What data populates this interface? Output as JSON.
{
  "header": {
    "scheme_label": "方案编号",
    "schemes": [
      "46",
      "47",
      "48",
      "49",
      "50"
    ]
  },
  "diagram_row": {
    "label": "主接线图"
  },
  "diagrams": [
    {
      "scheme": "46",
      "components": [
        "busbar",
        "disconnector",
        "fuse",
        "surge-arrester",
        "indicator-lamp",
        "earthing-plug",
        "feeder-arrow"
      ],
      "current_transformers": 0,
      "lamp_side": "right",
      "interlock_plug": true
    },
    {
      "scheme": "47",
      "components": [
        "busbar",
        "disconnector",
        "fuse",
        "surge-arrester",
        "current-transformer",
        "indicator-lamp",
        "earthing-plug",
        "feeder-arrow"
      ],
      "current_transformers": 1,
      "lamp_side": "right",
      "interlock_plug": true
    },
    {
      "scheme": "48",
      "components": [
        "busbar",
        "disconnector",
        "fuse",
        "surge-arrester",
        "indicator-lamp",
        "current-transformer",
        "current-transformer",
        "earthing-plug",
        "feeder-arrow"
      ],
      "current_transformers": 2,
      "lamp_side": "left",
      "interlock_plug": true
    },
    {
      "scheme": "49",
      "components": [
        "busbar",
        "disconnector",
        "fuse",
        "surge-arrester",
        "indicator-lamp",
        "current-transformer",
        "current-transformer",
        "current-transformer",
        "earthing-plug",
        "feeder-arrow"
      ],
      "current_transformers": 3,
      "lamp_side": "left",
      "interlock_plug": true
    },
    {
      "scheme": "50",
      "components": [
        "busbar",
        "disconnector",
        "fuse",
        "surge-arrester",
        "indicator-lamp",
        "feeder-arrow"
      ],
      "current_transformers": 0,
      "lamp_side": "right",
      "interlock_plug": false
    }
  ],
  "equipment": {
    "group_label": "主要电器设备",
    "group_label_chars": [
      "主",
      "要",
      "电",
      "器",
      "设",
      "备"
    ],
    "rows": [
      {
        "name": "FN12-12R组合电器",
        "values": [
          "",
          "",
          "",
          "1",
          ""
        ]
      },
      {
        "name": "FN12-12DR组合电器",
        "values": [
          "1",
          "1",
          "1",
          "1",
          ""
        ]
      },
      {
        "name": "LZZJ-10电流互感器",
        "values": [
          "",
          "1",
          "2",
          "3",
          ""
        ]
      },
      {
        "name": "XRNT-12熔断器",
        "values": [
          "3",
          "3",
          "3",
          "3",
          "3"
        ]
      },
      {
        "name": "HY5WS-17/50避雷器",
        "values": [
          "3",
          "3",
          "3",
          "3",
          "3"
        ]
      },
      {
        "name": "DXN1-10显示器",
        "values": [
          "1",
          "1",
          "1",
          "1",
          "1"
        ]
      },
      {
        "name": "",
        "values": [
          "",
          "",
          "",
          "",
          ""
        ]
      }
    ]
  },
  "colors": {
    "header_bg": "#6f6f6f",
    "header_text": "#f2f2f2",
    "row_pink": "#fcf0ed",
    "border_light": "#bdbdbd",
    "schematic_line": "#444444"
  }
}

What is being asked » Faithfully reproduce all of the records, character for character.

Solution below »
What data populates this interface? Output as JSON.
{
  "header": {
    "scheme_label": "方案编号",
    "schemes": [
      "46",
      "47",
      "48",
      "49",
      "50"
    ]
  },
  "diagram_row": {
    "label": "主接线图"
  },
  "diagrams": [
    {
      "scheme": "46",
      "components": [
        "busbar",
        "disconnector",
        "fuse",
        "surge-arrester",
        "indicator-lamp",
        "earthing-plug",
        "feeder-arrow"
      ],
      "current_transformers": 0,
      "lamp_side": "right",
      "interlock_plug": true
    },
    {
      "scheme": "47",
      "components": [
        "busbar",
        "disconnector",
        "fuse",
        "surge-arrester",
        "current-transformer",
        "indicator-lamp",
        "earthing-plug",
        "feeder-arrow"
      ],
      "current_transformers": 1,
      "lamp_side": "right",
      "interlock_plug": true
    },
    {
      "scheme": "48",
      "components": [
        "busbar",
        "disconnector",
        "fuse",
        "surge-arrester",
        "indicator-lamp",
        "current-transformer",
        "current-transformer",
        "earthing-plug",
        "feeder-arrow"
      ],
      "current_transformers": 2,
      "lamp_side": "left",
      "interlock_plug": true
    },
    {
      "scheme": "49",
      "components": [
        "busbar",
        "disconnector",
        "fuse",
        "surge-arrester",
        "indicator-lamp",
        "current-transformer",
        "current-transformer",
        "current-transformer",
        "earthing-plug",
        "feeder-arrow"
      ],
      "current_transformers": 3,
      "lamp_side": "left",
      "interlock_plug": true
    },
    {
      "scheme": "50",
      "components": [
        "busbar",
        "disconnector",
        "fuse",
        "surge-arrester",
        "indicator-lamp",
        "feeder-arrow"
      ],
      "current_transformers": 0,
      "lamp_side": "right",
      "interlock_plug": false
    }
  ],
  "equipment": {
    "group_label": "主要电器设备",
    "group_label_chars": [
      "主",
      "要",
      "电",
      "器",
      "设",
      "备"
    ],
    "rows": [
      {
        "name": "FN12-12R组合电器",
        "values": [
          "",
          "",
          "",
          "1",
          ""
        ]
      },
      {
        "name": "FN12-12DR组合电器",
        "values": [
          "1",
          "1",
          "1",
          "1",
          ""
        ]
      },
      {
        "name": "LZZJ-10电流互感器",
        "values": [
          "",
          "1",
          "2",
          "3",
          ""
        ]
      },
      {
        "name": "XRNT-12熔断器",
        "values": [
          "3",
          "3",
          "3",
          "3",
          "3"
        ]
      },
      {
        "name": "HY5WS-17/50避雷器",
        "values": [
          "3",
          "3",
          "3",
          "3",
          "3"
        ]
      },
      {
        "name": "DXN1-10显示器",
        "values": [
          "1",
          "1",
          "1",
          "1",
          "1"
        ]
      },
      {
        "name": "",
        "values": [
          "",
          "",
          "",
          "",
          ""
        ]
      }
    ]
  },
  "colors": {
    "header_bg": "#6f6f6f",
    "header_text": "#f2f2f2",
    "row_pink": "#fcf0ed",
    "border_light": "#bdbdbd",
    "schematic_line": "#444444"
  }
}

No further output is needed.